**DIRECTIONS:** Your answer must be the records below, given again exactly, with no pictures in it.

[Records excerpted from a collection]
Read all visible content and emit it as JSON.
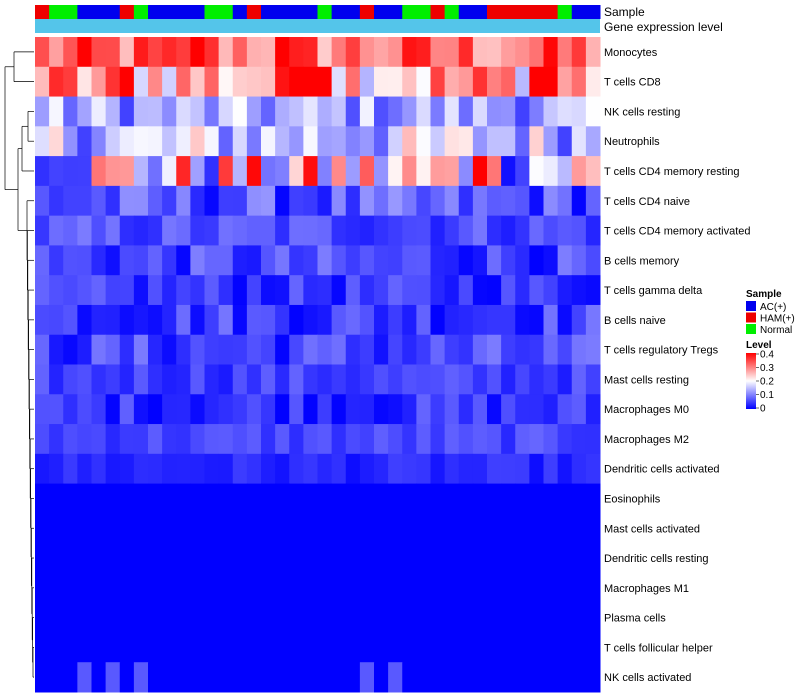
{
  "chart_data": {
    "type": "heatmap",
    "annotations": {
      "sample_label": "Sample",
      "expression_label": "Gene expression level"
    },
    "sample_groups": [
      {
        "name": "AC(+)",
        "color": "#0000ee"
      },
      {
        "name": "HAM(+)",
        "color": "#ee0000"
      },
      {
        "name": "Normal",
        "color": "#00ee00"
      }
    ],
    "expression_annotation_color": "#54c5ea",
    "column_samples": [
      "HAM(+)",
      "Normal",
      "Normal",
      "AC(+)",
      "AC(+)",
      "AC(+)",
      "HAM(+)",
      "Normal",
      "AC(+)",
      "AC(+)",
      "AC(+)",
      "AC(+)",
      "Normal",
      "Normal",
      "AC(+)",
      "HAM(+)",
      "AC(+)",
      "AC(+)",
      "AC(+)",
      "AC(+)",
      "Normal",
      "AC(+)",
      "AC(+)",
      "HAM(+)",
      "AC(+)",
      "AC(+)",
      "Normal",
      "Normal",
      "HAM(+)",
      "Normal",
      "AC(+)",
      "AC(+)",
      "HAM(+)",
      "HAM(+)",
      "HAM(+)",
      "HAM(+)",
      "HAM(+)",
      "Normal",
      "AC(+)",
      "AC(+)"
    ],
    "rows": [
      "Monocytes",
      "T cells CD8",
      "NK cells resting",
      "Neutrophils",
      "T cells CD4 memory resting",
      "T cells CD4 naive",
      "T cells CD4 memory activated",
      "B cells memory",
      "T cells gamma delta",
      "B cells naive",
      "T cells regulatory  Tregs",
      "Mast cells resting",
      "Macrophages M0",
      "Macrophages M2",
      "Dendritic cells activated",
      "Eosinophils",
      "Mast cells activated",
      "Dendritic cells resting",
      "Macrophages M1",
      "Plasma cells",
      "T cells follicular helper",
      "NK cells activated"
    ],
    "row_level_range": [
      [
        0.22,
        0.4
      ],
      [
        0.14,
        0.4
      ],
      [
        0.05,
        0.2
      ],
      [
        0.05,
        0.26
      ],
      [
        0.0,
        0.4
      ],
      [
        0.0,
        0.12
      ],
      [
        0.02,
        0.1
      ],
      [
        0.0,
        0.1
      ],
      [
        0.0,
        0.08
      ],
      [
        0.0,
        0.1
      ],
      [
        0.0,
        0.1
      ],
      [
        0.02,
        0.08
      ],
      [
        0.0,
        0.08
      ],
      [
        0.03,
        0.08
      ],
      [
        0.01,
        0.05
      ],
      [
        0.0,
        0.0
      ],
      [
        0.0,
        0.0
      ],
      [
        0.0,
        0.0
      ],
      [
        0.0,
        0.0
      ],
      [
        0.0,
        0.0
      ],
      [
        0.0,
        0.0
      ],
      [
        0.0,
        0.0
      ]
    ],
    "row_overrides": {
      "T cells CD8": {
        "cols": [
          6,
          18,
          19,
          20,
          35,
          36
        ],
        "value": 0.4
      },
      "T cells CD4 memory resting": {
        "cols": [
          31
        ],
        "value": 0.4
      },
      "Monocytes": {
        "cols": [
          11,
          17
        ],
        "value": 0.4
      },
      "NK cells activated": {
        "cols": [
          3,
          5,
          7,
          23,
          25
        ],
        "value": 0.07
      }
    },
    "legend": {
      "sample_title": "Sample",
      "level_title": "Level",
      "level_ticks": [
        "0.4",
        "0.3",
        "0.2",
        "0.1",
        "0"
      ],
      "level_min": 0,
      "level_max": 0.4,
      "low_color": "#0000ff",
      "mid_color": "#ffffff",
      "high_color": "#ff0000"
    }
  }
}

**RESPONSE FOR THIS EXERCISE:**
Read all visible content and emit it as JSON.
{
  "chart_data": {
    "type": "heatmap",
    "annotations": {
      "sample_label": "Sample",
      "expression_label": "Gene expression level"
    },
    "sample_groups": [
      {
        "name": "AC(+)",
        "color": "#0000ee"
      },
      {
        "name": "HAM(+)",
        "color": "#ee0000"
      },
      {
        "name": "Normal",
        "color": "#00ee00"
      }
    ],
    "expression_annotation_color": "#54c5ea",
    "column_samples": [
      "HAM(+)",
      "Normal",
      "Normal",
      "AC(+)",
      "AC(+)",
      "AC(+)",
      "HAM(+)",
      "Normal",
      "AC(+)",
      "AC(+)",
      "AC(+)",
      "AC(+)",
      "Normal",
      "Normal",
      "AC(+)",
      "HAM(+)",
      "AC(+)",
      "AC(+)",
      "AC(+)",
      "AC(+)",
      "Normal",
      "AC(+)",
      "AC(+)",
      "HAM(+)",
      "AC(+)",
      "AC(+)",
      "Normal",
      "Normal",
      "HAM(+)",
      "Normal",
      "AC(+)",
      "AC(+)",
      "HAM(+)",
      "HAM(+)",
      "HAM(+)",
      "HAM(+)",
      "HAM(+)",
      "Normal",
      "AC(+)",
      "AC(+)"
    ],
    "rows": [
      "Monocytes",
      "T cells CD8",
      "NK cells resting",
      "Neutrophils",
      "T cells CD4 memory resting",
      "T cells CD4 naive",
      "T cells CD4 memory activated",
      "B cells memory",
      "T cells gamma delta",
      "B cells naive",
      "T cells regulatory  Tregs",
      "Mast cells resting",
      "Macrophages M0",
      "Macrophages M2",
      "Dendritic cells activated",
      "Eosinophils",
      "Mast cells activated",
      "Dendritic cells resting",
      "Macrophages M1",
      "Plasma cells",
      "T cells follicular helper",
      "NK cells activated"
    ],
    "row_level_range": [
      [
        0.22,
        0.4
      ],
      [
        0.14,
        0.4
      ],
      [
        0.05,
        0.2
      ],
      [
        0.05,
        0.26
      ],
      [
        0.0,
        0.4
      ],
      [
        0.0,
        0.12
      ],
      [
        0.02,
        0.1
      ],
      [
        0.0,
        0.1
      ],
      [
        0.0,
        0.08
      ],
      [
        0.0,
        0.1
      ],
      [
        0.0,
        0.1
      ],
      [
        0.02,
        0.08
      ],
      [
        0.0,
        0.08
      ],
      [
        0.03,
        0.08
      ],
      [
        0.01,
        0.05
      ],
      [
        0.0,
        0.0
      ],
      [
        0.0,
        0.0
      ],
      [
        0.0,
        0.0
      ],
      [
        0.0,
        0.0
      ],
      [
        0.0,
        0.0
      ],
      [
        0.0,
        0.0
      ],
      [
        0.0,
        0.0
      ]
    ],
    "row_overrides": {
      "T cells CD8": {
        "cols": [
          6,
          18,
          19,
          20,
          35,
          36
        ],
        "value": 0.4
      },
      "T cells CD4 memory resting": {
        "cols": [
          31
        ],
        "value": 0.4
      },
      "Monocytes": {
        "cols": [
          11,
          17
        ],
        "value": 0.4
      },
      "NK cells activated": {
        "cols": [
          3,
          5,
          7,
          23,
          25
        ],
        "value": 0.07
      }
    },
    "legend": {
      "sample_title": "Sample",
      "level_title": "Level",
      "level_ticks": [
        "0.4",
        "0.3",
        "0.2",
        "0.1",
        "0"
      ],
      "level_min": 0,
      "level_max": 0.4,
      "low_color": "#0000ff",
      "mid_color": "#ffffff",
      "high_color": "#ff0000"
    }
  }
}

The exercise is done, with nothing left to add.